• _Exercise aim_
Copy every line of the data in which the word "period" occurs.

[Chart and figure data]
* * *

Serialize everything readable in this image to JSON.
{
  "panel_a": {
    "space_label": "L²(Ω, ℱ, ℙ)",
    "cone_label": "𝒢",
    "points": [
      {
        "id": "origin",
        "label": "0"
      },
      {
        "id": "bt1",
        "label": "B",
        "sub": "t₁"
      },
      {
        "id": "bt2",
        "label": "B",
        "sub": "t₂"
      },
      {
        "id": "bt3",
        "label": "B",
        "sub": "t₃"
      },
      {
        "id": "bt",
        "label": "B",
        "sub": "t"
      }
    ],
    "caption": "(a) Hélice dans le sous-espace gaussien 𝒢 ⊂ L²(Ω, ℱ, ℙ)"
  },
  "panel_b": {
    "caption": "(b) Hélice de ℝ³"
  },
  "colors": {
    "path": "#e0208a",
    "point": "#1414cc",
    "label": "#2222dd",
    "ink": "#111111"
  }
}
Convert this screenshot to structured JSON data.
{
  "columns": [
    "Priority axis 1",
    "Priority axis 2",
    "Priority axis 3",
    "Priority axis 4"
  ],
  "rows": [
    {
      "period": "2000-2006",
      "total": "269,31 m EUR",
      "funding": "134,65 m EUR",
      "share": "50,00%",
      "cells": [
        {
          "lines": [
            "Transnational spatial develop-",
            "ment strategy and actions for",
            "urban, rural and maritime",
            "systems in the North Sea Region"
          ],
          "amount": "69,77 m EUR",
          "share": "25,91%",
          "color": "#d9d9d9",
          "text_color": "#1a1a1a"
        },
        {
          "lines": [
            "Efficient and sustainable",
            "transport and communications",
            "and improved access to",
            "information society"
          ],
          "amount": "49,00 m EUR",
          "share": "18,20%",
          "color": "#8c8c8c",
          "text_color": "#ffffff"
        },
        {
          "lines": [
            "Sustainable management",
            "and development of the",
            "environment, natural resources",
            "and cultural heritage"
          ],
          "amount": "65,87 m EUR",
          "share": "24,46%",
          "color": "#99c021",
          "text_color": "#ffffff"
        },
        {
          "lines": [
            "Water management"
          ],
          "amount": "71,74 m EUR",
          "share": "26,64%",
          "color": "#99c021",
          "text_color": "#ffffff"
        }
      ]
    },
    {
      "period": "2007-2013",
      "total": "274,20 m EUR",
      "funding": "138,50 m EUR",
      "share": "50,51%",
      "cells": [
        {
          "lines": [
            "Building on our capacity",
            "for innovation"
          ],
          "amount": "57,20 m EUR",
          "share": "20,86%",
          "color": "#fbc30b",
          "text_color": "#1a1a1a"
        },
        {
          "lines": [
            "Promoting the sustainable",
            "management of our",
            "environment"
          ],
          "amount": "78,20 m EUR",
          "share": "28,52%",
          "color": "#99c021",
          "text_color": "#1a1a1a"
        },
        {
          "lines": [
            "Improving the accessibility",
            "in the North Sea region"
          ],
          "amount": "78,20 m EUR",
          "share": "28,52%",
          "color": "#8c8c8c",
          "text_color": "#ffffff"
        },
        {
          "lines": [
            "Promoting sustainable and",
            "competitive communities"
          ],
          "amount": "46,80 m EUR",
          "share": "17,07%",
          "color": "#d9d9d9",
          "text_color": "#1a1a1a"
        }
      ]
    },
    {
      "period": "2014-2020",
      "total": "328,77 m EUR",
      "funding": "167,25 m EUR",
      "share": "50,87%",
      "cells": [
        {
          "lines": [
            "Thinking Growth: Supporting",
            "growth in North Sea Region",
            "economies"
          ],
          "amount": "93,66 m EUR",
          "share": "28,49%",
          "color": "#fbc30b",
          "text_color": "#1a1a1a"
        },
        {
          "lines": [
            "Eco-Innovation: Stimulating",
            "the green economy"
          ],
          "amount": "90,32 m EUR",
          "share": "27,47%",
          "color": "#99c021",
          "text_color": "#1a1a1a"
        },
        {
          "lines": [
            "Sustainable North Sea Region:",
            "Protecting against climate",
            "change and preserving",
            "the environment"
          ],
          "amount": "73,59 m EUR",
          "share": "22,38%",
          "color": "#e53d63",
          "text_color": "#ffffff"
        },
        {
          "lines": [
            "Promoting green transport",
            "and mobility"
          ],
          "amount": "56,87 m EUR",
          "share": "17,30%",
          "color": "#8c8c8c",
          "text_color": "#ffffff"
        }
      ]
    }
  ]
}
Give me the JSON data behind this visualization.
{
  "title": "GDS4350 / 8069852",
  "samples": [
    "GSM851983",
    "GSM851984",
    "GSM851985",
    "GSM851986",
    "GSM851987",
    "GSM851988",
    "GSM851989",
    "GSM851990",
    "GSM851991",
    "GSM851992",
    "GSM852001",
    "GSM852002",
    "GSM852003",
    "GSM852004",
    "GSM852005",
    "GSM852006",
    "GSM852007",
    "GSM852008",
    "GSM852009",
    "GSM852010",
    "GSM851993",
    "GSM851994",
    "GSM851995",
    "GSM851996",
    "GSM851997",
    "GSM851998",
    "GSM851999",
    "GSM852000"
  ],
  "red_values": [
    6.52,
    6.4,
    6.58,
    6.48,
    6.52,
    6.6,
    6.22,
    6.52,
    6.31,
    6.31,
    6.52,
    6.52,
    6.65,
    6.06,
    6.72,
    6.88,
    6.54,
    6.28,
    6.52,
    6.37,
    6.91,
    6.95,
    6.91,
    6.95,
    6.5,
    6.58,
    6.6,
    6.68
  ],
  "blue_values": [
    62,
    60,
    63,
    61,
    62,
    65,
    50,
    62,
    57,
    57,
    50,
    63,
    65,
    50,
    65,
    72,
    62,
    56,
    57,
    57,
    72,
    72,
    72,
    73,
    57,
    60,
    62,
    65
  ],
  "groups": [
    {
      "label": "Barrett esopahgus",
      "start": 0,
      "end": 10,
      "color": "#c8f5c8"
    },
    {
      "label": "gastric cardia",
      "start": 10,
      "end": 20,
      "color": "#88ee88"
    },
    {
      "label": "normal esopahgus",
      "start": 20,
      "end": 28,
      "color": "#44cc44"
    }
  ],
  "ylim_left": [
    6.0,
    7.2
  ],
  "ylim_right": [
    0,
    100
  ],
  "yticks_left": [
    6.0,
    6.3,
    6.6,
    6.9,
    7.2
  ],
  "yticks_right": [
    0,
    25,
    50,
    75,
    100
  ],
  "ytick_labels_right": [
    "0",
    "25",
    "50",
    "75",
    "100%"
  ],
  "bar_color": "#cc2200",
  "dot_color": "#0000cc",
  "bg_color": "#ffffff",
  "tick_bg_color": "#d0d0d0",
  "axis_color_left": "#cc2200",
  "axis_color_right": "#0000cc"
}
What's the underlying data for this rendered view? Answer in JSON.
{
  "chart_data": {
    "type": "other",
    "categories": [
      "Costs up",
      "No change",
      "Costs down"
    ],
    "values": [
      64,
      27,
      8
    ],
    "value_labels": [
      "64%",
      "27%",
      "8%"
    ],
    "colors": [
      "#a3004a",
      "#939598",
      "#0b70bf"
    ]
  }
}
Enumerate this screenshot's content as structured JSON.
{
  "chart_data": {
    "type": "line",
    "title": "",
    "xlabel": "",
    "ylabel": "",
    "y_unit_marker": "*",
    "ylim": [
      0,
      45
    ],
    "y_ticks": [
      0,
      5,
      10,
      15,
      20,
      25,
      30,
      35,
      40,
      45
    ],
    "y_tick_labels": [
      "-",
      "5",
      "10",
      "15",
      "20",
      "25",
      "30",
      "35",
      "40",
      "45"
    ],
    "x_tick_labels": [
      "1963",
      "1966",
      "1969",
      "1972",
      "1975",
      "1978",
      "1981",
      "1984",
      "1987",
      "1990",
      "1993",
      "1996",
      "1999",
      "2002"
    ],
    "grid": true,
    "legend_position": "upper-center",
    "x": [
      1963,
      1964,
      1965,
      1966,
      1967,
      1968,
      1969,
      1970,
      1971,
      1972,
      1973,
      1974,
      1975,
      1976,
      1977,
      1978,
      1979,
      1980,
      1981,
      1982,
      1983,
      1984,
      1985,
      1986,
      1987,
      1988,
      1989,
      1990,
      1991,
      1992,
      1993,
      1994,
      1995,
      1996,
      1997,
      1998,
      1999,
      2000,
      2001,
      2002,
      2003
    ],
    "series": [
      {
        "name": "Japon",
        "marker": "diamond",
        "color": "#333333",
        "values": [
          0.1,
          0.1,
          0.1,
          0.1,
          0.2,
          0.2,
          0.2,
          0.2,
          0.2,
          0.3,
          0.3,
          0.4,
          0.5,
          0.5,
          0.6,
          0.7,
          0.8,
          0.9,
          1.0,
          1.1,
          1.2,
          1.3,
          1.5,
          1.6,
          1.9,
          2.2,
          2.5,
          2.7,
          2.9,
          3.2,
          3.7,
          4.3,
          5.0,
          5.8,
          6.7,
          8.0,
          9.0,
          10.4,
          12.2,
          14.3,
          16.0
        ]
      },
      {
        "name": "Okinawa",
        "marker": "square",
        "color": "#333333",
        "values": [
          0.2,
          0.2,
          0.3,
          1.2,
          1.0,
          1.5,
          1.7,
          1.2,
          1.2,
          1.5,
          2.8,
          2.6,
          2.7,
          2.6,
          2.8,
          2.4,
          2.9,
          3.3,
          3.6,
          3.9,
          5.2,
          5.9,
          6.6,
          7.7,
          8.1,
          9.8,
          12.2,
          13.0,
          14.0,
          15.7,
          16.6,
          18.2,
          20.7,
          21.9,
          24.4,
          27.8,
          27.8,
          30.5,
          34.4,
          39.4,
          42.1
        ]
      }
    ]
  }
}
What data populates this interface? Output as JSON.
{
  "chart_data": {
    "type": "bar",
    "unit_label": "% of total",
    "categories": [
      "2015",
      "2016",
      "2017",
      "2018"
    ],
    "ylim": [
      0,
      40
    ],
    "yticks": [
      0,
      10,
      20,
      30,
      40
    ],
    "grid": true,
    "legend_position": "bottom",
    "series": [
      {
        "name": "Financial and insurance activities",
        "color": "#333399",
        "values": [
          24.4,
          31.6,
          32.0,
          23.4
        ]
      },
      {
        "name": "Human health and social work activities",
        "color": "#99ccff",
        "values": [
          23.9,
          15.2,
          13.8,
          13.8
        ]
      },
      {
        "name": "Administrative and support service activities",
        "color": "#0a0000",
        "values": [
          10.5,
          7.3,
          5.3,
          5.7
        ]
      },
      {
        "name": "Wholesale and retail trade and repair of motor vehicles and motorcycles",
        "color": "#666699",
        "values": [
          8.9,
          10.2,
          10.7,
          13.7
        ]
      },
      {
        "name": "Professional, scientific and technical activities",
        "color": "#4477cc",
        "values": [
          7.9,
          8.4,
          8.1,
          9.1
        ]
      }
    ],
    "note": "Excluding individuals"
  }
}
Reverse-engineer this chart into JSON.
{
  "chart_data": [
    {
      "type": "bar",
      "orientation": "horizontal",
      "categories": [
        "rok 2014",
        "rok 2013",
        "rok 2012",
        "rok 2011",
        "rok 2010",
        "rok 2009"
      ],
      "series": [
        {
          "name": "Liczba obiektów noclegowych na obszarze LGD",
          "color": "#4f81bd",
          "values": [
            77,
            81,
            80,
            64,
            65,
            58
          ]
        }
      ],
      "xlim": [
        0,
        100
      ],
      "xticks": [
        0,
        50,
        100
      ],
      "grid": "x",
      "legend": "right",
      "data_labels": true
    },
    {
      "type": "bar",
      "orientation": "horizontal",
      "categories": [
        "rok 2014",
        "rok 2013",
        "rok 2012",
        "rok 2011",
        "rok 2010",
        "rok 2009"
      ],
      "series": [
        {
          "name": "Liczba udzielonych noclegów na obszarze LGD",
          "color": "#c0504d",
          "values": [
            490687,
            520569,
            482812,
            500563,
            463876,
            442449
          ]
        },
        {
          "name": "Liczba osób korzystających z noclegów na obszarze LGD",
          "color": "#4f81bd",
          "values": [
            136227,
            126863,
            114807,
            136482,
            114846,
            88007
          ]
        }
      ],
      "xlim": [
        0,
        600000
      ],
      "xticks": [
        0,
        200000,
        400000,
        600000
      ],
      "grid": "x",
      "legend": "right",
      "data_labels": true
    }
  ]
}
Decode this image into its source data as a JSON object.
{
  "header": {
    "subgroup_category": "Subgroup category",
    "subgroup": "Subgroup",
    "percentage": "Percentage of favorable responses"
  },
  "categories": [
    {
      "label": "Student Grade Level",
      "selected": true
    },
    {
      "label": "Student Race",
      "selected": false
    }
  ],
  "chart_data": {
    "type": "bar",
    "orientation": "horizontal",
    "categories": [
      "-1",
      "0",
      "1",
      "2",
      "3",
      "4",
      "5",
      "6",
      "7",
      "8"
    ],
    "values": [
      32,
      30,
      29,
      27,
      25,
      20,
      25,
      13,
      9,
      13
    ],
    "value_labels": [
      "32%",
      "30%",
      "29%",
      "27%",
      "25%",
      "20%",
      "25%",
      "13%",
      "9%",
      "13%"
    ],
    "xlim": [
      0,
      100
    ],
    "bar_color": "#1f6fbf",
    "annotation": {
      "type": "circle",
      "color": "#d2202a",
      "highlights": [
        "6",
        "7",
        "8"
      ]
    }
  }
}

* * *

• _Final answer_
      "period": "2000-2006",
      "period": "2007-2013",
      "period": "2014-2020",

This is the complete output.